Stored entries:
================================
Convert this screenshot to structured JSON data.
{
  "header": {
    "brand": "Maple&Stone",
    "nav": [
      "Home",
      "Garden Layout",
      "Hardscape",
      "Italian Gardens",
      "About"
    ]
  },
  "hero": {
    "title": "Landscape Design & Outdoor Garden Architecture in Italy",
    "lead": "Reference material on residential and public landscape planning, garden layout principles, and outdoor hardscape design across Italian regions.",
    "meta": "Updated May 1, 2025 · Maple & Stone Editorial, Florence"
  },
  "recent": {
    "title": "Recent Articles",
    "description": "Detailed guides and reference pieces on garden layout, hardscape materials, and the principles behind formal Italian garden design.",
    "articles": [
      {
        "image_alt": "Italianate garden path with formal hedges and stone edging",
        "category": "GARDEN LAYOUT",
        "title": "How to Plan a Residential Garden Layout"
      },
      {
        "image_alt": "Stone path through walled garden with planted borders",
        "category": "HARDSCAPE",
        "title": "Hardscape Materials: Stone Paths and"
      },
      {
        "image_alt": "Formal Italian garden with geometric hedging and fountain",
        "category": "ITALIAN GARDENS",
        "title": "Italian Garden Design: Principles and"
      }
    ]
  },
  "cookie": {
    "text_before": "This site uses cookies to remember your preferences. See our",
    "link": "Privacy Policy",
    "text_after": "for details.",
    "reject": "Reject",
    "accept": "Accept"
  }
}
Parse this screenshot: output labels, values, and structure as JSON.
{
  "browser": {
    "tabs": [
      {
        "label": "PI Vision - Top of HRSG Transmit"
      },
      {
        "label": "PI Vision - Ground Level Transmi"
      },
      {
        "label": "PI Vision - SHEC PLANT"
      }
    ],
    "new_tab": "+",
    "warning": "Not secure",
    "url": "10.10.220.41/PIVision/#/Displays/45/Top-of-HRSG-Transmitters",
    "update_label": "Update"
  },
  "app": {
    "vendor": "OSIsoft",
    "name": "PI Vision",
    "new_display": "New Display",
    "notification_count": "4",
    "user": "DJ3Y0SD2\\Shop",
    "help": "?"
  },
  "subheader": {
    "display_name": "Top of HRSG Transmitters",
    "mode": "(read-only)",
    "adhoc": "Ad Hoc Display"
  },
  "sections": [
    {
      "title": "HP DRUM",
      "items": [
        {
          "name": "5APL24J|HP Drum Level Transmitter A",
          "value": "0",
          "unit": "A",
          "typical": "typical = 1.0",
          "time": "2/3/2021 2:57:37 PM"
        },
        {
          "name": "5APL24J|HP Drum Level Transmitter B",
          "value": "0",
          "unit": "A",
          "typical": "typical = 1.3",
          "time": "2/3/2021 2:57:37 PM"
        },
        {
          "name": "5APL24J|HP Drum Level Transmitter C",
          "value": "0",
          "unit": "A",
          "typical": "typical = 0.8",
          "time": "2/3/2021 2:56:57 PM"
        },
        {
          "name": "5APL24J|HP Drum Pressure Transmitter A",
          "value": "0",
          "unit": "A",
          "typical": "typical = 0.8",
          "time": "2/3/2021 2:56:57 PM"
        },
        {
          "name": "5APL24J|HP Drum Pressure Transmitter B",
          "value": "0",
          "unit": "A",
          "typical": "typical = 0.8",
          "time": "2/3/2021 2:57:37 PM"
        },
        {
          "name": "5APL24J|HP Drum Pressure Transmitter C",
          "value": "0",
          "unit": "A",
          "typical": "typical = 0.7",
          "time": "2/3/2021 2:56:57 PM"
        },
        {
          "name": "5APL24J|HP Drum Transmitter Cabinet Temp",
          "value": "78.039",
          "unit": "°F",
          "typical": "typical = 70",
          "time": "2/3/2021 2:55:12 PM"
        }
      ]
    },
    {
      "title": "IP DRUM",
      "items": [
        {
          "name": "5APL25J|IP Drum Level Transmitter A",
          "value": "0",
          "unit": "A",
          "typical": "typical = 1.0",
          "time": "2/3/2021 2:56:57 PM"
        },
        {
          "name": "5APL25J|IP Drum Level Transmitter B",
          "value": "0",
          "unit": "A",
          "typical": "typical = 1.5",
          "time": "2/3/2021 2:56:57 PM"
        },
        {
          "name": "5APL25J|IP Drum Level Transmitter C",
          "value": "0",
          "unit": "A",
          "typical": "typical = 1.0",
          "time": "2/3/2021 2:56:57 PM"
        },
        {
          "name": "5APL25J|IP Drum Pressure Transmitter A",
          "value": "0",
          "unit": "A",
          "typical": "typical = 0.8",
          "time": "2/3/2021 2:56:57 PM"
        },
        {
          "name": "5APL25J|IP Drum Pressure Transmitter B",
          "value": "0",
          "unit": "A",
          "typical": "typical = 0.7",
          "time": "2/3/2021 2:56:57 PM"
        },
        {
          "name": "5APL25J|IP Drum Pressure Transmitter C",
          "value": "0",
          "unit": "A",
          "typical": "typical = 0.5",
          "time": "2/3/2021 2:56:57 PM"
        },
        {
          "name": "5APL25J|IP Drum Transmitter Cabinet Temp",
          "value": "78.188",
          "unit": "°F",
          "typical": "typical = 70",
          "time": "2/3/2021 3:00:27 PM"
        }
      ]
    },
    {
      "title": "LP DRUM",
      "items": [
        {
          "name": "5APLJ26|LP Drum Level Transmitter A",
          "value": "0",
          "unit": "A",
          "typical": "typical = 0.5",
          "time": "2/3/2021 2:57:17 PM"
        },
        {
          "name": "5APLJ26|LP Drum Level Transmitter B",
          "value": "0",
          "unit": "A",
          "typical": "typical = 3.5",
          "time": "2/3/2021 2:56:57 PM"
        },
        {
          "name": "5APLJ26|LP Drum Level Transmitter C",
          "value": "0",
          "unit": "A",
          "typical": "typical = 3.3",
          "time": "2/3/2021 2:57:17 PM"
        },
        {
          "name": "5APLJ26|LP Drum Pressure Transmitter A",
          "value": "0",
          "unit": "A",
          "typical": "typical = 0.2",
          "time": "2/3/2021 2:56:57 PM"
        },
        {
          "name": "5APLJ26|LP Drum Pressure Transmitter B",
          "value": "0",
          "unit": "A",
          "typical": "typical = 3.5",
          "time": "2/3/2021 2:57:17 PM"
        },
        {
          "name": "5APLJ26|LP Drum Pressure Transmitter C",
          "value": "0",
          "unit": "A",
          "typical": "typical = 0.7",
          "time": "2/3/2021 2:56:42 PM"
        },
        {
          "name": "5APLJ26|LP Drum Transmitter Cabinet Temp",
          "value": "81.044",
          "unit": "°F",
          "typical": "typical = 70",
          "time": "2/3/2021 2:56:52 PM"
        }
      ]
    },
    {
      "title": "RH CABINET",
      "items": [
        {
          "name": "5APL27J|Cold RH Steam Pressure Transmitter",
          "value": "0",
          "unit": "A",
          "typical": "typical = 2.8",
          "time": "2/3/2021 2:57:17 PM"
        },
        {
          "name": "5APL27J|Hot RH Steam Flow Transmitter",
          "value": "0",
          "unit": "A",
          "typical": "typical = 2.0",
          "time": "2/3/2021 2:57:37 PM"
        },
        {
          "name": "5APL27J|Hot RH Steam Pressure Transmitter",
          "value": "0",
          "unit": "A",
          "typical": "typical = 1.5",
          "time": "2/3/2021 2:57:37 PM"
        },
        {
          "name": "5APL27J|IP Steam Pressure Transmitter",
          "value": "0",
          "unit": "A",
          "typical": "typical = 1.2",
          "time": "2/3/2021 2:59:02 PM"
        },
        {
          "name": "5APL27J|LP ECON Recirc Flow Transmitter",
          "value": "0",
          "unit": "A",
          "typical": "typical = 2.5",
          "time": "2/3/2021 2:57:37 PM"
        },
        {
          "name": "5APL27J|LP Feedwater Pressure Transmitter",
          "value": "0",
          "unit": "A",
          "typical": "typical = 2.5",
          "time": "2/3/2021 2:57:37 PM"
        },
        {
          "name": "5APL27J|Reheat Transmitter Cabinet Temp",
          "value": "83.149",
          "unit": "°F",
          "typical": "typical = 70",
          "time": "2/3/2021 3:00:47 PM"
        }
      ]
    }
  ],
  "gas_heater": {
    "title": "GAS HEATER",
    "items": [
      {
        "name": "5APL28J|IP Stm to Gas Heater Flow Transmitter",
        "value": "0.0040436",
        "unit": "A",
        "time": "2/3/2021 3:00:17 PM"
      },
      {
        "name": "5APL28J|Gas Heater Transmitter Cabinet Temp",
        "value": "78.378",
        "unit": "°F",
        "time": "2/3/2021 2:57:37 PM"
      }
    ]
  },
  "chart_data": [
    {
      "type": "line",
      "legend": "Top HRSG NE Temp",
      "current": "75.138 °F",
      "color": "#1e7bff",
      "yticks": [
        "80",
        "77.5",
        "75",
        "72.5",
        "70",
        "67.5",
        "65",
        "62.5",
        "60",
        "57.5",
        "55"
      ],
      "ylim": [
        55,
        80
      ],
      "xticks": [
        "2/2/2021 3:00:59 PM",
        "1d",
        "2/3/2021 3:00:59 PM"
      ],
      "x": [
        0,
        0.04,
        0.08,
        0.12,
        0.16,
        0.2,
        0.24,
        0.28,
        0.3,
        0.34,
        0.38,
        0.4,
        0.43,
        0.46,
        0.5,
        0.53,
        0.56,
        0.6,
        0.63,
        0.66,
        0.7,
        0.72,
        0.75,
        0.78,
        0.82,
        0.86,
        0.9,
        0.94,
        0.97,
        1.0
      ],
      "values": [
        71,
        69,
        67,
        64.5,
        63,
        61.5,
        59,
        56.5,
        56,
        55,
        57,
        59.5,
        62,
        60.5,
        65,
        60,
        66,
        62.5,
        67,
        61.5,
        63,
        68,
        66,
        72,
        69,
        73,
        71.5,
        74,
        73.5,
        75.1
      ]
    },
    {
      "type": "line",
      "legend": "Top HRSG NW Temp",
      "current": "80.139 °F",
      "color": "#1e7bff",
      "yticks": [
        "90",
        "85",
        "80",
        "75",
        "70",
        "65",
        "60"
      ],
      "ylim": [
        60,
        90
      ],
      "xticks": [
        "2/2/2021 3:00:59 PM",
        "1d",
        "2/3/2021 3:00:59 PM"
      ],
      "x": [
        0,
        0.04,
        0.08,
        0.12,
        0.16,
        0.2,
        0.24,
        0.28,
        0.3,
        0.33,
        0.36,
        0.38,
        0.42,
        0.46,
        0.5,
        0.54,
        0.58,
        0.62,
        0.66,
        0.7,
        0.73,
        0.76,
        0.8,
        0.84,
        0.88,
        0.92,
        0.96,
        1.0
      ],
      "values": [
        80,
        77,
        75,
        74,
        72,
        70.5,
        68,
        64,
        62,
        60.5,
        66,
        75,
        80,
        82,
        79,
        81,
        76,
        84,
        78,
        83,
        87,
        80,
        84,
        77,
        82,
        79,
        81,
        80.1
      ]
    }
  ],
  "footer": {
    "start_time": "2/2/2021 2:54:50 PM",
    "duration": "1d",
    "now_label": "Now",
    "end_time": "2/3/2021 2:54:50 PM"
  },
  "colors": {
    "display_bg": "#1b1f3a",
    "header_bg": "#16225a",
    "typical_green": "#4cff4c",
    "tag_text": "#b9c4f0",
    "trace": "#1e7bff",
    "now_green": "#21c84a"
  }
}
================================
● **Request**
In the entries above, count each line that holds "screenshot". Give the total and nothing else.

● **Final answer**
2